== Information provided ==

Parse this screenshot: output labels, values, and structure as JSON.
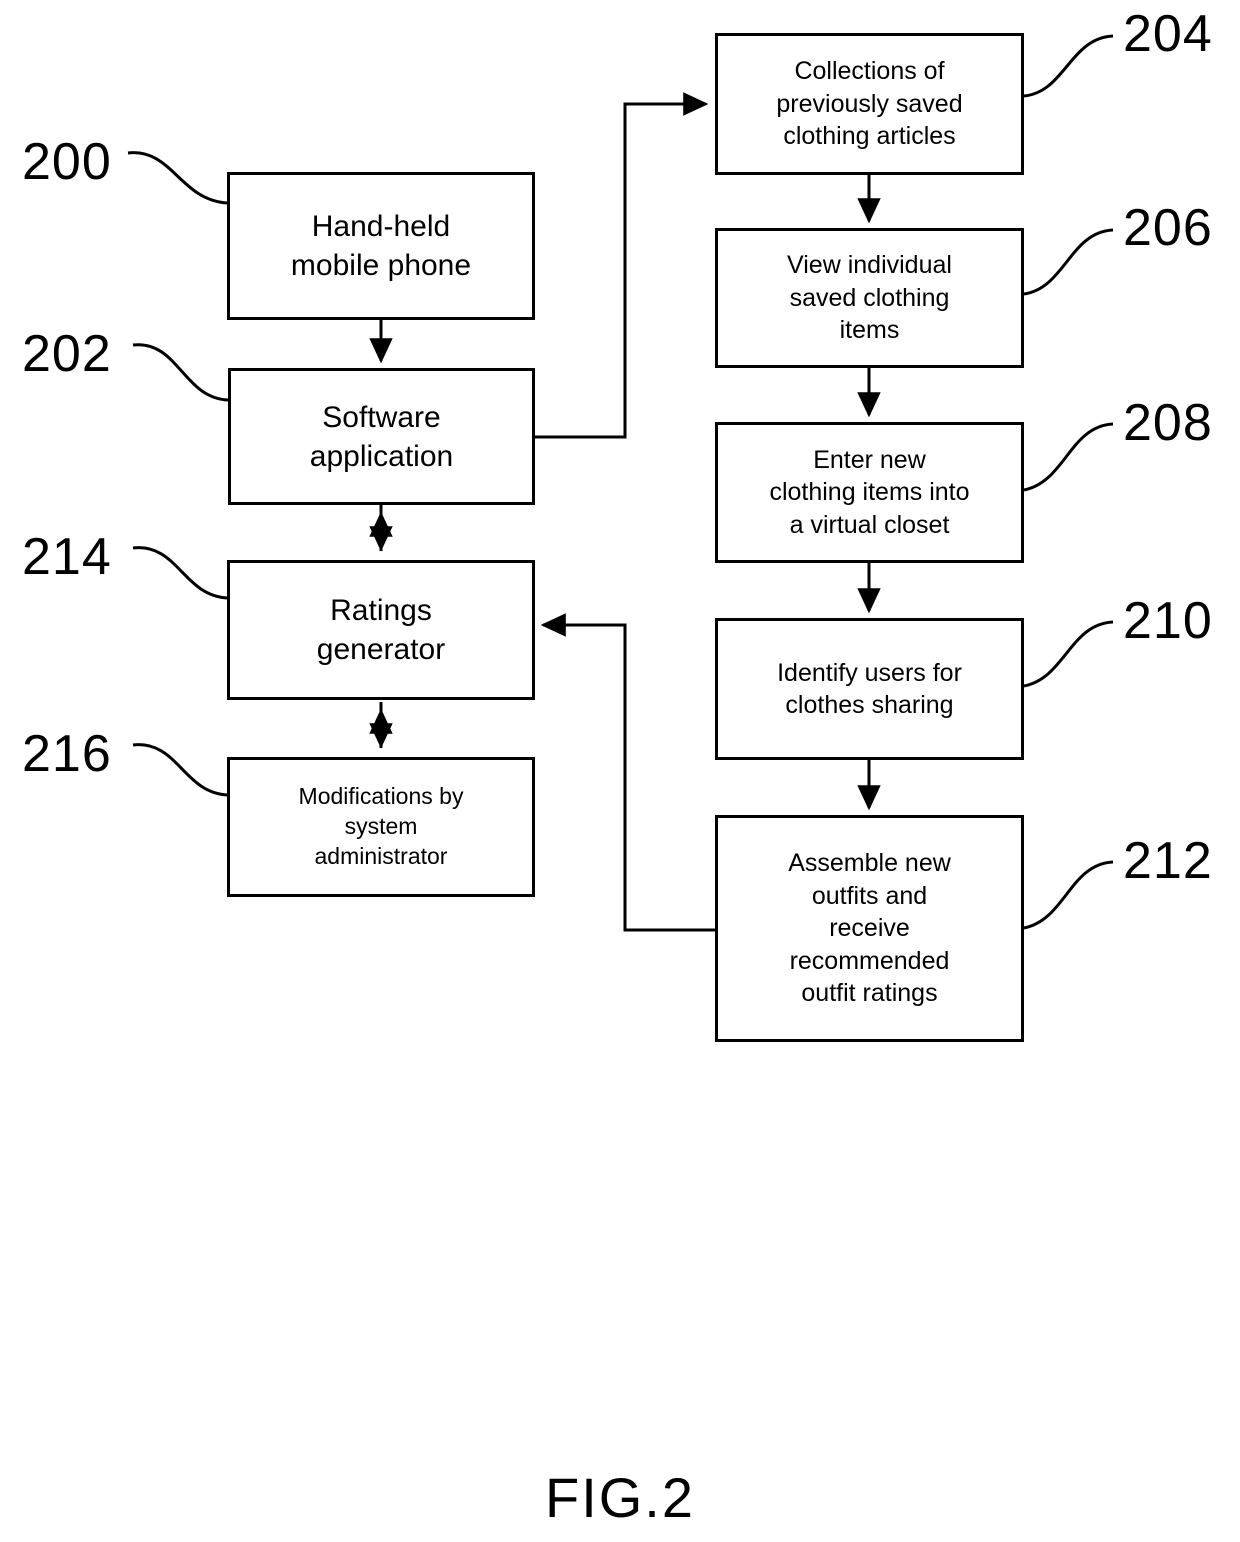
{
  "figure": {
    "caption": "FIG.2",
    "ink_color": "#000000",
    "background_color": "#ffffff"
  },
  "nodes": [
    {
      "id": "node-200",
      "ref": "200",
      "text": "Hand-held\nmobile phone",
      "name": "hand-held-mobile-phone-box"
    },
    {
      "id": "node-202",
      "ref": "202",
      "text": "Software\napplication",
      "name": "software-application-box"
    },
    {
      "id": "node-214",
      "ref": "214",
      "text": "Ratings\ngenerator",
      "name": "ratings-generator-box"
    },
    {
      "id": "node-216",
      "ref": "216",
      "text": "Modifications by\nsystem\nadministrator",
      "name": "modifications-by-system-administrator-box"
    },
    {
      "id": "node-204",
      "ref": "204",
      "text": "Collections of\npreviously saved\nclothing articles",
      "name": "collections-of-previously-saved-clothing-articles-box"
    },
    {
      "id": "node-206",
      "ref": "206",
      "text": "View individual\nsaved clothing\nitems",
      "name": "view-individual-saved-clothing-items-box"
    },
    {
      "id": "node-208",
      "ref": "208",
      "text": "Enter new\nclothing items into\na virtual closet",
      "name": "enter-new-clothing-items-into-a-virtual-closet-box"
    },
    {
      "id": "node-210",
      "ref": "210",
      "text": "Identify users for\nclothes sharing",
      "name": "identify-users-for-clothes-sharing-box"
    },
    {
      "id": "node-212",
      "ref": "212",
      "text": "Assemble new\noutfits and\nreceive\nrecommended\noutfit ratings",
      "name": "assemble-new-outfits-and-receive-recommended-outfit-ratings-box"
    }
  ],
  "reference_numerals": {
    "n200": "200",
    "n202": "202",
    "n204": "204",
    "n206": "206",
    "n208": "208",
    "n210": "210",
    "n212": "212",
    "n214": "214",
    "n216": "216"
  },
  "connectors": [
    {
      "name": "arrow-200-to-202",
      "from": "200",
      "to": "202",
      "style": "single-arrow-down"
    },
    {
      "name": "arrow-202-to-214",
      "from": "202",
      "to": "214",
      "style": "double-arrow-vertical"
    },
    {
      "name": "arrow-214-to-216",
      "from": "214",
      "to": "216",
      "style": "double-arrow-vertical"
    },
    {
      "name": "arrow-202-to-204",
      "from": "202",
      "to": "204",
      "style": "elbow-arrow-right"
    },
    {
      "name": "arrow-204-to-206",
      "from": "204",
      "to": "206",
      "style": "single-arrow-down"
    },
    {
      "name": "arrow-206-to-208",
      "from": "206",
      "to": "208",
      "style": "single-arrow-down"
    },
    {
      "name": "arrow-208-to-210",
      "from": "208",
      "to": "210",
      "style": "single-arrow-down"
    },
    {
      "name": "arrow-210-to-212",
      "from": "210",
      "to": "212",
      "style": "single-arrow-down"
    },
    {
      "name": "arrow-212-to-214",
      "from": "212",
      "to": "214",
      "style": "elbow-arrow-feedback"
    }
  ]
}
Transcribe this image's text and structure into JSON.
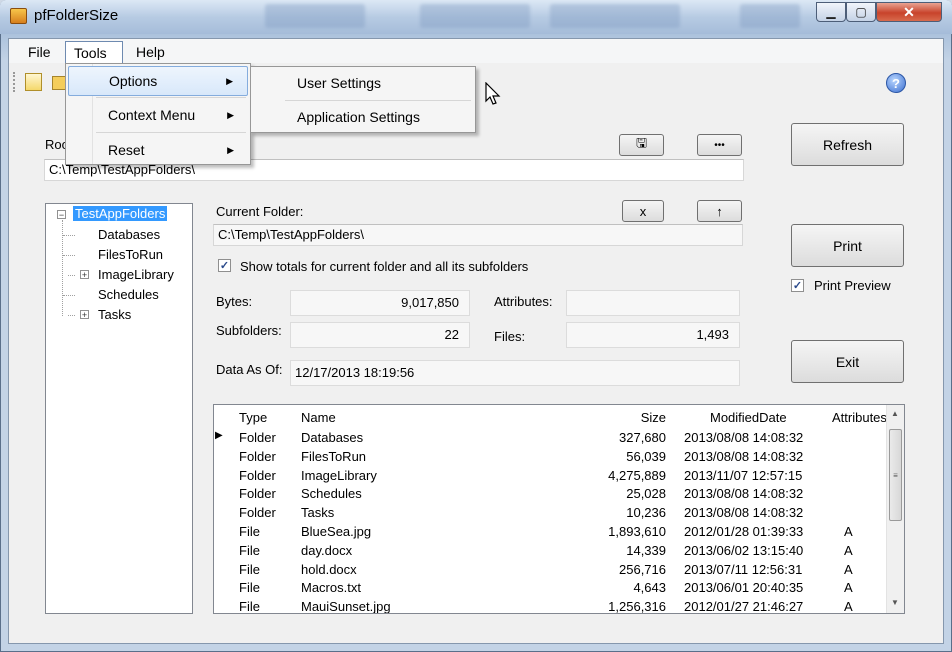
{
  "window": {
    "title": "pfFolderSize",
    "min_label": "▁",
    "max_label": "▢",
    "close_label": "✕"
  },
  "menubar": {
    "file": "File",
    "tools": "Tools",
    "help": "Help"
  },
  "tools_menu": {
    "options": "Options",
    "context_menu": "Context Menu",
    "reset": "Reset"
  },
  "options_submenu": {
    "user_settings": "User Settings",
    "application_settings": "Application Settings"
  },
  "toolbar": {
    "help_label": "?"
  },
  "root": {
    "label_partial": "Roo",
    "path": "C:\\Temp\\TestAppFolders\\",
    "save_label": "🖫",
    "browse_label": "•••"
  },
  "buttons": {
    "refresh": "Refresh",
    "print": "Print",
    "exit": "Exit",
    "clear": "x",
    "up": "↑"
  },
  "print_preview": {
    "label": "Print Preview",
    "checked": "✓"
  },
  "tree": {
    "root": "TestAppFolders",
    "children": [
      {
        "label": "Databases",
        "expander": ""
      },
      {
        "label": "FilesToRun",
        "expander": ""
      },
      {
        "label": "ImageLibrary",
        "expander": "+"
      },
      {
        "label": "Schedules",
        "expander": ""
      },
      {
        "label": "Tasks",
        "expander": "+"
      }
    ],
    "root_expander": "−"
  },
  "current_folder": {
    "label": "Current Folder:",
    "path": "C:\\Temp\\TestAppFolders\\"
  },
  "show_totals": {
    "label": "Show totals for current folder and all its subfolders",
    "checked": "✓"
  },
  "stats": {
    "bytes_label": "Bytes:",
    "bytes_value": "9,017,850",
    "attributes_label": "Attributes:",
    "attributes_value": "",
    "subfolders_label": "Subfolders:",
    "subfolders_value": "22",
    "files_label": "Files:",
    "files_value": "1,493",
    "data_as_of_label": "Data As Of:",
    "data_as_of_value": "12/17/2013 18:19:56"
  },
  "grid": {
    "headers": {
      "type": "Type",
      "name": "Name",
      "size": "Size",
      "modified": "ModifiedDate",
      "attributes": "Attributes"
    },
    "current_row_marker": "▶",
    "rows": [
      {
        "type": "Folder",
        "name": "Databases",
        "size": "327,680",
        "modified": "2013/08/08 14:08:32",
        "attributes": ""
      },
      {
        "type": "Folder",
        "name": "FilesToRun",
        "size": "56,039",
        "modified": "2013/08/08 14:08:32",
        "attributes": ""
      },
      {
        "type": "Folder",
        "name": "ImageLibrary",
        "size": "4,275,889",
        "modified": "2013/11/07 12:57:15",
        "attributes": ""
      },
      {
        "type": "Folder",
        "name": "Schedules",
        "size": "25,028",
        "modified": "2013/08/08 14:08:32",
        "attributes": ""
      },
      {
        "type": "Folder",
        "name": "Tasks",
        "size": "10,236",
        "modified": "2013/08/08 14:08:32",
        "attributes": ""
      },
      {
        "type": "File",
        "name": "BlueSea.jpg",
        "size": "1,893,610",
        "modified": "2012/01/28 01:39:33",
        "attributes": "A"
      },
      {
        "type": "File",
        "name": "day.docx",
        "size": "14,339",
        "modified": "2013/06/02 13:15:40",
        "attributes": "A"
      },
      {
        "type": "File",
        "name": "hold.docx",
        "size": "256,716",
        "modified": "2013/07/11 12:56:31",
        "attributes": "A"
      },
      {
        "type": "File",
        "name": "Macros.txt",
        "size": "4,643",
        "modified": "2013/06/01 20:40:35",
        "attributes": "A"
      },
      {
        "type": "File",
        "name": "MauiSunset.jpg",
        "size": "1,256,316",
        "modified": "2012/01/27 21:46:27",
        "attributes": "A"
      }
    ],
    "scroll_up": "▲",
    "scroll_down": "▼",
    "thumb_grip": "≡"
  }
}
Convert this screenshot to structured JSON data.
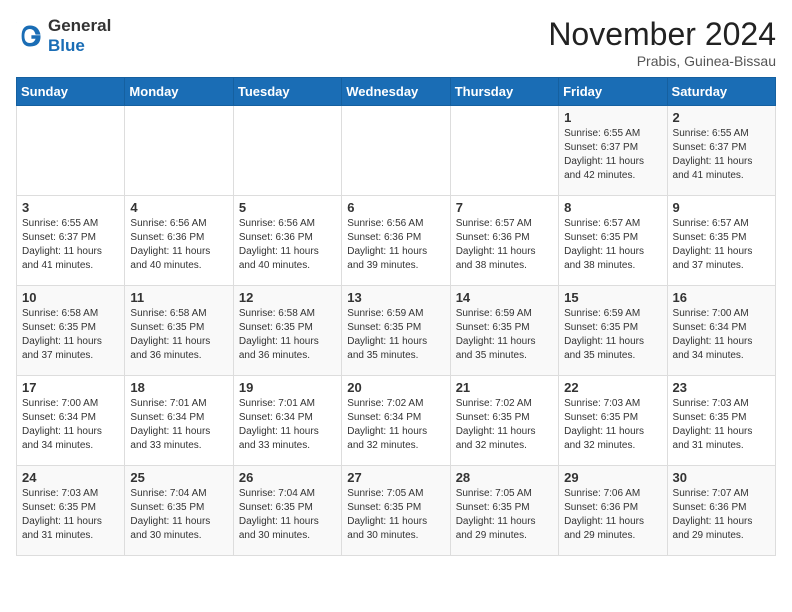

== Problem to solve ==
Return each line exactly as written. Any picture gets left out.

== Task solution ==
Parse this screenshot: output labels, values, and structure as JSON.
{
  "figure": {
    "caption": "FIG.2",
    "ink_color": "#000000",
    "background_color": "#ffffff"
  },
  "nodes": [
    {
      "id": "node-200",
      "ref": "200",
      "text": "Hand-held\nmobile phone",
      "name": "hand-held-mobile-phone-box"
    },
    {
      "id": "node-202",
      "ref": "202",
      "text": "Software\napplication",
      "name": "software-application-box"
    },
    {
      "id": "node-214",
      "ref": "214",
      "text": "Ratings\ngenerator",
      "name": "ratings-generator-box"
    },
    {
      "id": "node-216",
      "ref": "216",
      "text": "Modifications by\nsystem\nadministrator",
      "name": "modifications-by-system-administrator-box"
    },
    {
      "id": "node-204",
      "ref": "204",
      "text": "Collections of\npreviously saved\nclothing articles",
      "name": "collections-of-previously-saved-clothing-articles-box"
    },
    {
      "id": "node-206",
      "ref": "206",
      "text": "View individual\nsaved clothing\nitems",
      "name": "view-individual-saved-clothing-items-box"
    },
    {
      "id": "node-208",
      "ref": "208",
      "text": "Enter new\nclothing items into\na virtual closet",
      "name": "enter-new-clothing-items-into-a-virtual-closet-box"
    },
    {
      "id": "node-210",
      "ref": "210",
      "text": "Identify users for\nclothes sharing",
      "name": "identify-users-for-clothes-sharing-box"
    },
    {
      "id": "node-212",
      "ref": "212",
      "text": "Assemble new\noutfits and\nreceive\nrecommended\noutfit ratings",
      "name": "assemble-new-outfits-and-receive-recommended-outfit-ratings-box"
    }
  ],
  "reference_numerals": {
    "n200": "200",
    "n202": "202",
    "n204": "204",
    "n206": "206",
    "n208": "208",
    "n210": "210",
    "n212": "212",
    "n214": "214",
    "n216": "216"
  },
  "connectors": [
    {
      "name": "arrow-200-to-202",
      "from": "200",
      "to": "202",
      "style": "single-arrow-down"
    },
    {
      "name": "arrow-202-to-214",
      "from": "202",
      "to": "214",
      "style": "double-arrow-vertical"
    },
    {
      "name": "arrow-214-to-216",
      "from": "214",
      "to": "216",
      "style": "double-arrow-vertical"
    },
    {
      "name": "arrow-202-to-204",
      "from": "202",
      "to": "204",
      "style": "elbow-arrow-right"
    },
    {
      "name": "arrow-204-to-206",
      "from": "204",
      "to": "206",
      "style": "single-arrow-down"
    },
    {
      "name": "arrow-206-to-208",
      "from": "206",
      "to": "208",
      "style": "single-arrow-down"
    },
    {
      "name": "arrow-208-to-210",
      "from": "208",
      "to": "210",
      "style": "single-arrow-down"
    },
    {
      "name": "arrow-210-to-212",
      "from": "210",
      "to": "212",
      "style": "single-arrow-down"
    },
    {
      "name": "arrow-212-to-214",
      "from": "212",
      "to": "214",
      "style": "elbow-arrow-feedback"
    }
  ]
}
Transcribe this image's text and structure into JSON.
{
  "window": {
    "title": "pfFolderSize",
    "min_label": "▁",
    "max_label": "▢",
    "close_label": "✕"
  },
  "menubar": {
    "file": "File",
    "tools": "Tools",
    "help": "Help"
  },
  "tools_menu": {
    "options": "Options",
    "context_menu": "Context Menu",
    "reset": "Reset"
  },
  "options_submenu": {
    "user_settings": "User Settings",
    "application_settings": "Application Settings"
  },
  "toolbar": {
    "help_label": "?"
  },
  "root": {
    "label_partial": "Roo",
    "path": "C:\\Temp\\TestAppFolders\\",
    "save_label": "🖫",
    "browse_label": "•••"
  },
  "buttons": {
    "refresh": "Refresh",
    "print": "Print",
    "exit": "Exit",
    "clear": "x",
    "up": "↑"
  },
  "print_preview": {
    "label": "Print Preview",
    "checked": "✓"
  },
  "tree": {
    "root": "TestAppFolders",
    "children": [
      {
        "label": "Databases",
        "expander": ""
      },
      {
        "label": "FilesToRun",
        "expander": ""
      },
      {
        "label": "ImageLibrary",
        "expander": "+"
      },
      {
        "label": "Schedules",
        "expander": ""
      },
      {
        "label": "Tasks",
        "expander": "+"
      }
    ],
    "root_expander": "−"
  },
  "current_folder": {
    "label": "Current Folder:",
    "path": "C:\\Temp\\TestAppFolders\\"
  },
  "show_totals": {
    "label": "Show totals for current folder and all its subfolders",
    "checked": "✓"
  },
  "stats": {
    "bytes_label": "Bytes:",
    "bytes_value": "9,017,850",
    "attributes_label": "Attributes:",
    "attributes_value": "",
    "subfolders_label": "Subfolders:",
    "subfolders_value": "22",
    "files_label": "Files:",
    "files_value": "1,493",
    "data_as_of_label": "Data As Of:",
    "data_as_of_value": "12/17/2013 18:19:56"
  },
  "grid": {
    "headers": {
      "type": "Type",
      "name": "Name",
      "size": "Size",
      "modified": "ModifiedDate",
      "attributes": "Attributes"
    },
    "current_row_marker": "▶",
    "rows": [
      {
        "type": "Folder",
        "name": "Databases",
        "size": "327,680",
        "modified": "2013/08/08 14:08:32",
        "attributes": ""
      },
      {
        "type": "Folder",
        "name": "FilesToRun",
        "size": "56,039",
        "modified": "2013/08/08 14:08:32",
        "attributes": ""
      },
      {
        "type": "Folder",
        "name": "ImageLibrary",
        "size": "4,275,889",
        "modified": "2013/11/07 12:57:15",
        "attributes": ""
      },
      {
        "type": "Folder",
        "name": "Schedules",
        "size": "25,028",
        "modified": "2013/08/08 14:08:32",
        "attributes": ""
      },
      {
        "type": "Folder",
        "name": "Tasks",
        "size": "10,236",
        "modified": "2013/08/08 14:08:32",
        "attributes": ""
      },
      {
        "type": "File",
        "name": "BlueSea.jpg",
        "size": "1,893,610",
        "modified": "2012/01/28 01:39:33",
        "attributes": "A"
      },
      {
        "type": "File",
        "name": "day.docx",
        "size": "14,339",
        "modified": "2013/06/02 13:15:40",
        "attributes": "A"
      },
      {
        "type": "File",
        "name": "hold.docx",
        "size": "256,716",
        "modified": "2013/07/11 12:56:31",
        "attributes": "A"
      },
      {
        "type": "File",
        "name": "Macros.txt",
        "size": "4,643",
        "modified": "2013/06/01 20:40:35",
        "attributes": "A"
      },
      {
        "type": "File",
        "name": "MauiSunset.jpg",
        "size": "1,256,316",
        "modified": "2012/01/27 21:46:27",
        "attributes": "A"
      }
    ],
    "scroll_up": "▲",
    "scroll_down": "▼",
    "thumb_grip": "≡"
  }
}
Convert this screenshot to structured JSON data.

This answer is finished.